■ WHAT TO WORK ON ■
Reproduce the entries exactly.

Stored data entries
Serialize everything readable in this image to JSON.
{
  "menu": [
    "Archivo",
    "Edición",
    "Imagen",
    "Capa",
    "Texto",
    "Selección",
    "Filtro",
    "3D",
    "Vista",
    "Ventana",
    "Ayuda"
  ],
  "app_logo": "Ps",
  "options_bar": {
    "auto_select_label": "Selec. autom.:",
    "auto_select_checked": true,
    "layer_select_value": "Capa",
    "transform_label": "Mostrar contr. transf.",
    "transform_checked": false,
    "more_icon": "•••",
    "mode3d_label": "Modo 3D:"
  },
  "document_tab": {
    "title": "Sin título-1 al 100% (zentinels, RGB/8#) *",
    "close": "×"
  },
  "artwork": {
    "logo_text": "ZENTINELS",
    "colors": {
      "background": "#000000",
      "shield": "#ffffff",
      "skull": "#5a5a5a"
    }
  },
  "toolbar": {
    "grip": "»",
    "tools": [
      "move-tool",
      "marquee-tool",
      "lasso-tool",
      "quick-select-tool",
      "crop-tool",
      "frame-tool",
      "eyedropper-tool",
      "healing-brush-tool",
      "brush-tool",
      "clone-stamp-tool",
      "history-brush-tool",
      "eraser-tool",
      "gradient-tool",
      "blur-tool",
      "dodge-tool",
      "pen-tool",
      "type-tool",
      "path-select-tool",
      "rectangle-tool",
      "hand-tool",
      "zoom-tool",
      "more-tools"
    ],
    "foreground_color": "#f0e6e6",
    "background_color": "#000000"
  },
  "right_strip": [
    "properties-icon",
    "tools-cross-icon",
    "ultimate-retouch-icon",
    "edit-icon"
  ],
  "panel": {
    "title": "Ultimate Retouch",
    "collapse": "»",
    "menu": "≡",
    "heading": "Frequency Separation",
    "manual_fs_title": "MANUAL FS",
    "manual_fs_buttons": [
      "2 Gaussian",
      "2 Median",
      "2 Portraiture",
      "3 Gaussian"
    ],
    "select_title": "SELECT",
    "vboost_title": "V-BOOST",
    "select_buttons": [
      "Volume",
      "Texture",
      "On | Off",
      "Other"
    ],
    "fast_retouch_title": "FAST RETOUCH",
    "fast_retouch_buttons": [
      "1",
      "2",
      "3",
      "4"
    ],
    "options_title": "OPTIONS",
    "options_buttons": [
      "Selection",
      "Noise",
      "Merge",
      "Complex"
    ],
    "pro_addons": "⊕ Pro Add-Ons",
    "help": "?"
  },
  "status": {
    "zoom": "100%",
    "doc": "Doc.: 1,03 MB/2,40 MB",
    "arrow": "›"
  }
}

■ OUTPUT OF THE EXERCISE ■
Serialize everything readable in this image to JSON.
{
  "menu": [
    "Archivo",
    "Edición",
    "Imagen",
    "Capa",
    "Texto",
    "Selección",
    "Filtro",
    "3D",
    "Vista",
    "Ventana",
    "Ayuda"
  ],
  "app_logo": "Ps",
  "options_bar": {
    "auto_select_label": "Selec. autom.:",
    "auto_select_checked": true,
    "layer_select_value": "Capa",
    "transform_label": "Mostrar contr. transf.",
    "transform_checked": false,
    "more_icon": "•••",
    "mode3d_label": "Modo 3D:"
  },
  "document_tab": {
    "title": "Sin título-1 al 100% (zentinels, RGB/8#) *",
    "close": "×"
  },
  "artwork": {
    "logo_text": "ZENTINELS",
    "colors": {
      "background": "#000000",
      "shield": "#ffffff",
      "skull": "#5a5a5a"
    }
  },
  "toolbar": {
    "grip": "»",
    "tools": [
      "move-tool",
      "marquee-tool",
      "lasso-tool",
      "quick-select-tool",
      "crop-tool",
      "frame-tool",
      "eyedropper-tool",
      "healing-brush-tool",
      "brush-tool",
      "clone-stamp-tool",
      "history-brush-tool",
      "eraser-tool",
      "gradient-tool",
      "blur-tool",
      "dodge-tool",
      "pen-tool",
      "type-tool",
      "path-select-tool",
      "rectangle-tool",
      "hand-tool",
      "zoom-tool",
      "more-tools"
    ],
    "foreground_color": "#f0e6e6",
    "background_color": "#000000"
  },
  "right_strip": [
    "properties-icon",
    "tools-cross-icon",
    "ultimate-retouch-icon",
    "edit-icon"
  ],
  "panel": {
    "title": "Ultimate Retouch",
    "collapse": "»",
    "menu": "≡",
    "heading": "Frequency Separation",
    "manual_fs_title": "MANUAL FS",
    "manual_fs_buttons": [
      "2 Gaussian",
      "2 Median",
      "2 Portraiture",
      "3 Gaussian"
    ],
    "select_title": "SELECT",
    "vboost_title": "V-BOOST",
    "select_buttons": [
      "Volume",
      "Texture",
      "On | Off",
      "Other"
    ],
    "fast_retouch_title": "FAST RETOUCH",
    "fast_retouch_buttons": [
      "1",
      "2",
      "3",
      "4"
    ],
    "options_title": "OPTIONS",
    "options_buttons": [
      "Selection",
      "Noise",
      "Merge",
      "Complex"
    ],
    "pro_addons": "⊕ Pro Add-Ons",
    "help": "?"
  },
  "status": {
    "zoom": "100%",
    "doc": "Doc.: 1,03 MB/2,40 MB",
    "arrow": "›"
  }
}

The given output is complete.